[Dataset excerpts]
== == ==
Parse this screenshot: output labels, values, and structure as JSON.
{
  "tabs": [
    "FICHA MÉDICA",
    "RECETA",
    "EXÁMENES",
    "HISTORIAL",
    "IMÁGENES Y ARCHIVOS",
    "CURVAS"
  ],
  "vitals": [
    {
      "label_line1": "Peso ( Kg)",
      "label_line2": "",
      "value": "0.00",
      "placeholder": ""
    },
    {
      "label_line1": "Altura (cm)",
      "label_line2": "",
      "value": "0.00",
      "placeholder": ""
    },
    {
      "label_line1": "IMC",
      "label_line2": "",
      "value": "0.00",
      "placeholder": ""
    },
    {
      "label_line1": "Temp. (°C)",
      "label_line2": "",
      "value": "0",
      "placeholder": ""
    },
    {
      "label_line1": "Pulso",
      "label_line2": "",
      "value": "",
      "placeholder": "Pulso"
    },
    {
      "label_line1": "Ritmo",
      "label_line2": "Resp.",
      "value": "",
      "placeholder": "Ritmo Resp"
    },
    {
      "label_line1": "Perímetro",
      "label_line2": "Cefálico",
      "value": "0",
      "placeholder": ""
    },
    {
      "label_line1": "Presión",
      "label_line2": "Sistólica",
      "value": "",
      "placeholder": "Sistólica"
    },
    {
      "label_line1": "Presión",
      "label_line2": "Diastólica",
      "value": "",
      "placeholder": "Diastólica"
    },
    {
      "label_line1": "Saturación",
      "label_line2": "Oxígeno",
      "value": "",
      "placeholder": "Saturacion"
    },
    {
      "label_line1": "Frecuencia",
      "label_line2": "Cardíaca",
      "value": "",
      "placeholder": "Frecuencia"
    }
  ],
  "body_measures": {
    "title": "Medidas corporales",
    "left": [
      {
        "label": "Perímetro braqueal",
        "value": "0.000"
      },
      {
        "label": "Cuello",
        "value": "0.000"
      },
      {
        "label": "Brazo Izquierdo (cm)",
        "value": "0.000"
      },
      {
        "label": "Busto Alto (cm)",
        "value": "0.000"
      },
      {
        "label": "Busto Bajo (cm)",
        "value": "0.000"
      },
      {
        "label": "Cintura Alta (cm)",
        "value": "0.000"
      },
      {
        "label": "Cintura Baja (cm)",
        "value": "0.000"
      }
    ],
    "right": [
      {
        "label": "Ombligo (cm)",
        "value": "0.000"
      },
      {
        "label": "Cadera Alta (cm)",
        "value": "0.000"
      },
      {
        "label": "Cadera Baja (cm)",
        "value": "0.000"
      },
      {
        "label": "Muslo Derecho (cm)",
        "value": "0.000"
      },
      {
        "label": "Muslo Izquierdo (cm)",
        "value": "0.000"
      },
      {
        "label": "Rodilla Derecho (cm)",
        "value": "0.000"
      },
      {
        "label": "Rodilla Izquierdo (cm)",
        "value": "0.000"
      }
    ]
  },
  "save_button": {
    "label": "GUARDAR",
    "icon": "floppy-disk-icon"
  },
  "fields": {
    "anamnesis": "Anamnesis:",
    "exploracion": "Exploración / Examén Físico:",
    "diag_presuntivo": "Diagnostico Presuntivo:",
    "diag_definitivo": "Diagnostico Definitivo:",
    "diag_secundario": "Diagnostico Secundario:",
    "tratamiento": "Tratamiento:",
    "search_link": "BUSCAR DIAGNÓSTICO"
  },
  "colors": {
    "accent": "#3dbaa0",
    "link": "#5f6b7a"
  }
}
== == ==
*PROMPT*. Output all entries again exactly; no line may be altered.

*ANSWER SPACE*.
Parse this screenshot: output labels, values, and structure as JSON.
{
  "tabs": [
    "FICHA MÉDICA",
    "RECETA",
    "EXÁMENES",
    "HISTORIAL",
    "IMÁGENES Y ARCHIVOS",
    "CURVAS"
  ],
  "vitals": [
    {
      "label_line1": "Peso ( Kg)",
      "label_line2": "",
      "value": "0.00",
      "placeholder": ""
    },
    {
      "label_line1": "Altura (cm)",
      "label_line2": "",
      "value": "0.00",
      "placeholder": ""
    },
    {
      "label_line1": "IMC",
      "label_line2": "",
      "value": "0.00",
      "placeholder": ""
    },
    {
      "label_line1": "Temp. (°C)",
      "label_line2": "",
      "value": "0",
      "placeholder": ""
    },
    {
      "label_line1": "Pulso",
      "label_line2": "",
      "value": "",
      "placeholder": "Pulso"
    },
    {
      "label_line1": "Ritmo",
      "label_line2": "Resp.",
      "value": "",
      "placeholder": "Ritmo Resp"
    },
    {
      "label_line1": "Perímetro",
      "label_line2": "Cefálico",
      "value": "0",
      "placeholder": ""
    },
    {
      "label_line1": "Presión",
      "label_line2": "Sistólica",
      "value": "",
      "placeholder": "Sistólica"
    },
    {
      "label_line1": "Presión",
      "label_line2": "Diastólica",
      "value": "",
      "placeholder": "Diastólica"
    },
    {
      "label_line1": "Saturación",
      "label_line2": "Oxígeno",
      "value": "",
      "placeholder": "Saturacion"
    },
    {
      "label_line1": "Frecuencia",
      "label_line2": "Cardíaca",
      "value": "",
      "placeholder": "Frecuencia"
    }
  ],
  "body_measures": {
    "title": "Medidas corporales",
    "left": [
      {
        "label": "Perímetro braqueal",
        "value": "0.000"
      },
      {
        "label": "Cuello",
        "value": "0.000"
      },
      {
        "label": "Brazo Izquierdo (cm)",
        "value": "0.000"
      },
      {
        "label": "Busto Alto (cm)",
        "value": "0.000"
      },
      {
        "label": "Busto Bajo (cm)",
        "value": "0.000"
      },
      {
        "label": "Cintura Alta (cm)",
        "value": "0.000"
      },
      {
        "label": "Cintura Baja (cm)",
        "value": "0.000"
      }
    ],
    "right": [
      {
        "label": "Ombligo (cm)",
        "value": "0.000"
      },
      {
        "label": "Cadera Alta (cm)",
        "value": "0.000"
      },
      {
        "label": "Cadera Baja (cm)",
        "value": "0.000"
      },
      {
        "label": "Muslo Derecho (cm)",
        "value": "0.000"
      },
      {
        "label": "Muslo Izquierdo (cm)",
        "value": "0.000"
      },
      {
        "label": "Rodilla Derecho (cm)",
        "value": "0.000"
      },
      {
        "label": "Rodilla Izquierdo (cm)",
        "value": "0.000"
      }
    ]
  },
  "save_button": {
    "label": "GUARDAR",
    "icon": "floppy-disk-icon"
  },
  "fields": {
    "anamnesis": "Anamnesis:",
    "exploracion": "Exploración / Examén Físico:",
    "diag_presuntivo": "Diagnostico Presuntivo:",
    "diag_definitivo": "Diagnostico Definitivo:",
    "diag_secundario": "Diagnostico Secundario:",
    "tratamiento": "Tratamiento:",
    "search_link": "BUSCAR DIAGNÓSTICO"
  },
  "colors": {
    "accent": "#3dbaa0",
    "link": "#5f6b7a"
  }
}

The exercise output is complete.